* BEGIN Available records *
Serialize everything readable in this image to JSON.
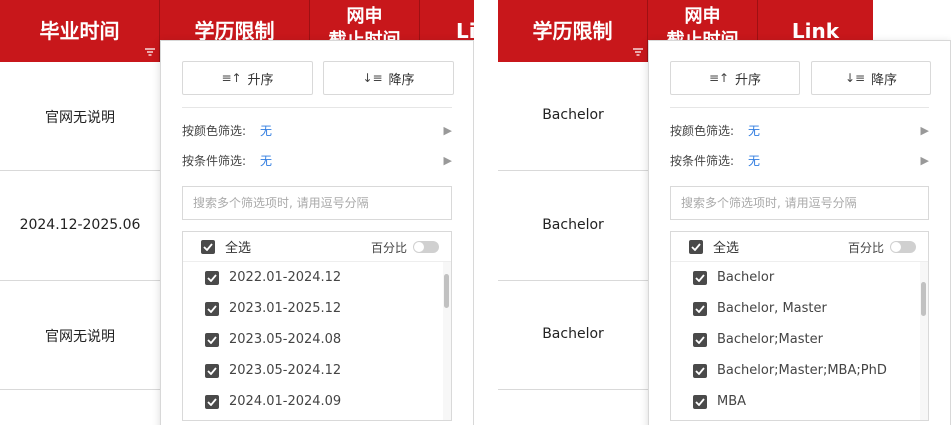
{
  "left": {
    "headers": [
      "毕业时间",
      "学历限制",
      "网申",
      "截止时间",
      "Li"
    ],
    "rows": [
      "官网无说明",
      "2024.12-2025.06",
      "官网无说明"
    ],
    "dropdown": {
      "sort_asc": "升序",
      "sort_desc": "降序",
      "color_filter_label": "按颜色筛选:",
      "color_filter_value": "无",
      "cond_filter_label": "按条件筛选:",
      "cond_filter_value": "无",
      "search_placeholder": "搜索多个筛选项时, 请用逗号分隔",
      "select_all": "全选",
      "percent": "百分比",
      "items": [
        "2022.01-2024.12",
        "2023.01-2025.12",
        "2023.05-2024.08",
        "2023.05-2024.12",
        "2024.01-2024.09"
      ]
    }
  },
  "right": {
    "headers": [
      "学历限制",
      "网申",
      "截止时间",
      "Link"
    ],
    "rows": [
      "Bachelor",
      "Bachelor",
      "Bachelor"
    ],
    "dropdown": {
      "sort_asc": "升序",
      "sort_desc": "降序",
      "color_filter_label": "按颜色筛选:",
      "color_filter_value": "无",
      "cond_filter_label": "按条件筛选:",
      "cond_filter_value": "无",
      "search_placeholder": "搜索多个筛选项时, 请用逗号分隔",
      "select_all": "全选",
      "percent": "百分比",
      "items": [
        "Bachelor",
        "Bachelor, Master",
        "Bachelor;Master",
        "Bachelor;Master;MBA;PhD",
        "MBA"
      ]
    }
  },
  "colors": {
    "header_bg": "#c8171b",
    "link_blue": "#2f7ce0",
    "checkbox": "#4a4a4a"
  }
}
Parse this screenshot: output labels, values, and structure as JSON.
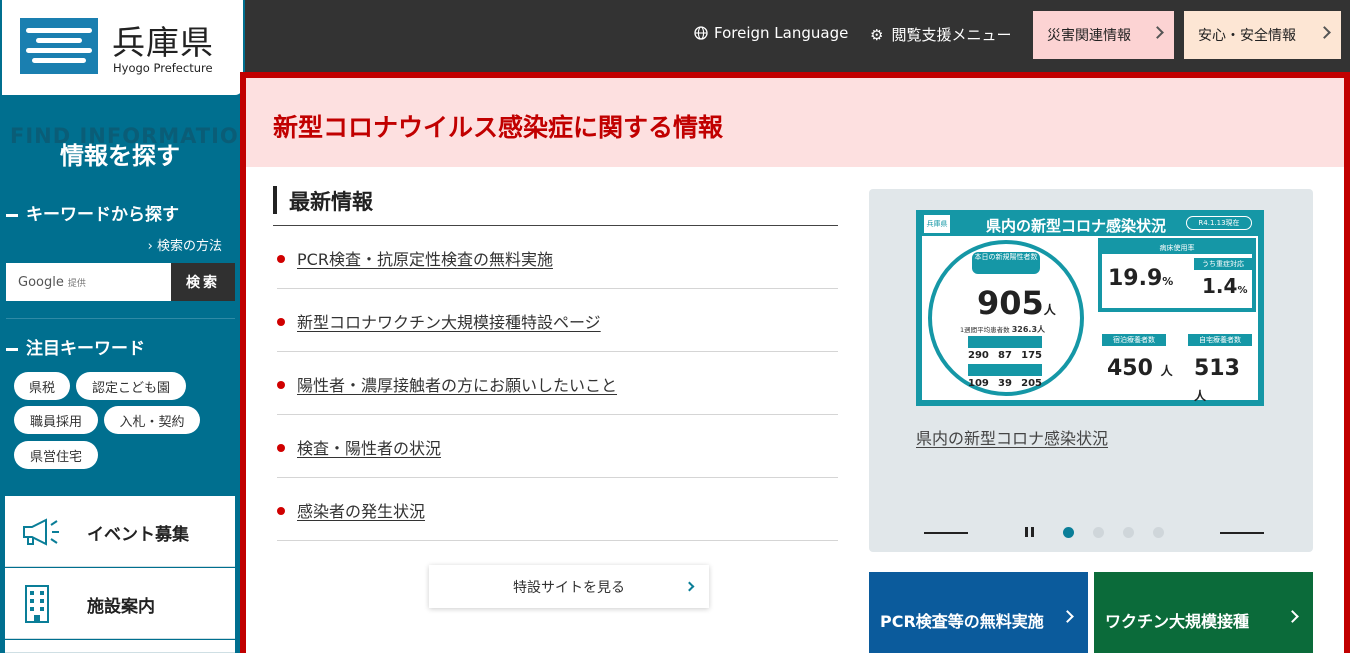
{
  "site": {
    "name_jp": "兵庫県",
    "name_en": "Hyogo Prefecture"
  },
  "header": {
    "foreign_language": "Foreign Language",
    "accessibility_menu": "閲覧支援メニュー",
    "disaster_info": "災害関連情報",
    "safety_info": "安心・安全情報"
  },
  "sidebar": {
    "find_bg": "FIND INFORMATION",
    "find_title": "情報を探す",
    "keyword_title": "キーワードから探す",
    "search_method": "検索の方法",
    "search_placeholder_brand": "Google",
    "search_placeholder_sub": "提供",
    "search_button": "検索",
    "featured_title": "注目キーワード",
    "tags": [
      "県税",
      "認定こども園",
      "職員採用",
      "入札・契約",
      "県営住宅"
    ],
    "menu": [
      "イベント募集",
      "施設案内"
    ]
  },
  "banner": {
    "title": "新型コロナウイルス感染症に関する情報"
  },
  "news": {
    "heading": "最新情報",
    "items": [
      "PCR検査・抗原定性検査の無料実施",
      "新型コロナワクチン大規模接種特設ページ",
      "陽性者・濃厚接触者の方にお願いしたいこと",
      "検査・陽性者の状況",
      "感染者の発生状況"
    ],
    "special_site": "特設サイトを見る"
  },
  "slider": {
    "image_title": "県内の新型コロナ感染状況",
    "image_logo": "兵庫県",
    "image_date": "R4.1.13現在",
    "today_label": "本日の新規陽性者数",
    "today_count": "905",
    "unit_person": "人",
    "weekly_label": "1週間平均患者数",
    "weekly_count": "326.3人",
    "bed_label": "病床使用率",
    "bed_rate": "19.9",
    "severe_rate": "1.4",
    "percent": "%",
    "severe_label": "うち重症対応",
    "hospital_label": "宿泊療養者数",
    "hospital_count": "450",
    "home_label": "自宅療養者数",
    "home_count": "513",
    "grid_rows": [
      [
        "290",
        "87",
        "175"
      ],
      [
        "109",
        "39",
        "205"
      ]
    ],
    "caption": "県内の新型コロナ感染状況",
    "dots": 4,
    "active_dot": 0
  },
  "bottom_buttons": {
    "pcr": "PCR検査等の無料実施",
    "vaccine": "ワクチン大規模接種"
  },
  "colors": {
    "teal": "#006f8f",
    "red": "#c10000",
    "pink": "#fde0e0",
    "blue_btn": "#0b5b9c",
    "green_btn": "#0b6b3a"
  }
}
* END Available records *
Problem to work on.
Omit the pictures and write out exactly the lines from the one containing "Parse this screenshot: output" through the last line of the material.

Result for this task.
Parse this screenshot: output labels, values, and structure as JSON.
{
  "site": {
    "name_jp": "兵庫県",
    "name_en": "Hyogo Prefecture"
  },
  "header": {
    "foreign_language": "Foreign Language",
    "accessibility_menu": "閲覧支援メニュー",
    "disaster_info": "災害関連情報",
    "safety_info": "安心・安全情報"
  },
  "sidebar": {
    "find_bg": "FIND INFORMATION",
    "find_title": "情報を探す",
    "keyword_title": "キーワードから探す",
    "search_method": "検索の方法",
    "search_placeholder_brand": "Google",
    "search_placeholder_sub": "提供",
    "search_button": "検索",
    "featured_title": "注目キーワード",
    "tags": [
      "県税",
      "認定こども園",
      "職員採用",
      "入札・契約",
      "県営住宅"
    ],
    "menu": [
      "イベント募集",
      "施設案内"
    ]
  },
  "banner": {
    "title": "新型コロナウイルス感染症に関する情報"
  },
  "news": {
    "heading": "最新情報",
    "items": [
      "PCR検査・抗原定性検査の無料実施",
      "新型コロナワクチン大規模接種特設ページ",
      "陽性者・濃厚接触者の方にお願いしたいこと",
      "検査・陽性者の状況",
      "感染者の発生状況"
    ],
    "special_site": "特設サイトを見る"
  },
  "slider": {
    "image_title": "県内の新型コロナ感染状況",
    "image_logo": "兵庫県",
    "image_date": "R4.1.13現在",
    "today_label": "本日の新規陽性者数",
    "today_count": "905",
    "unit_person": "人",
    "weekly_label": "1週間平均患者数",
    "weekly_count": "326.3人",
    "bed_label": "病床使用率",
    "bed_rate": "19.9",
    "severe_rate": "1.4",
    "percent": "%",
    "severe_label": "うち重症対応",
    "hospital_label": "宿泊療養者数",
    "hospital_count": "450",
    "home_label": "自宅療養者数",
    "home_count": "513",
    "grid_rows": [
      [
        "290",
        "87",
        "175"
      ],
      [
        "109",
        "39",
        "205"
      ]
    ],
    "caption": "県内の新型コロナ感染状況",
    "dots": 4,
    "active_dot": 0
  },
  "bottom_buttons": {
    "pcr": "PCR検査等の無料実施",
    "vaccine": "ワクチン大規模接種"
  },
  "colors": {
    "teal": "#006f8f",
    "red": "#c10000",
    "pink": "#fde0e0",
    "blue_btn": "#0b5b9c",
    "green_btn": "#0b6b3a"
  }
}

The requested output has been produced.